[Work instructions]: Only a number is expected: how many lines in the data below contain the word "Penalty".

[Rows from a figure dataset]
* begin *

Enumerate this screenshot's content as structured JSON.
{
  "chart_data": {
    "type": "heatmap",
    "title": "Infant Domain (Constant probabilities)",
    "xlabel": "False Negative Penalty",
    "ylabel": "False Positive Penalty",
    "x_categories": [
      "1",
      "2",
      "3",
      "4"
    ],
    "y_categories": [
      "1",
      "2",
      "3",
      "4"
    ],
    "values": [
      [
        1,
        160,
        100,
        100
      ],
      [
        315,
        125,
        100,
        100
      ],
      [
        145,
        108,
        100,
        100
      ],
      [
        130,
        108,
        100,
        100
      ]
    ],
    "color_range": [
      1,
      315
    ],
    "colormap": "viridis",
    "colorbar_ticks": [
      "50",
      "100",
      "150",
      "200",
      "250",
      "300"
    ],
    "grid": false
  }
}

* end *

[Written solution]: 2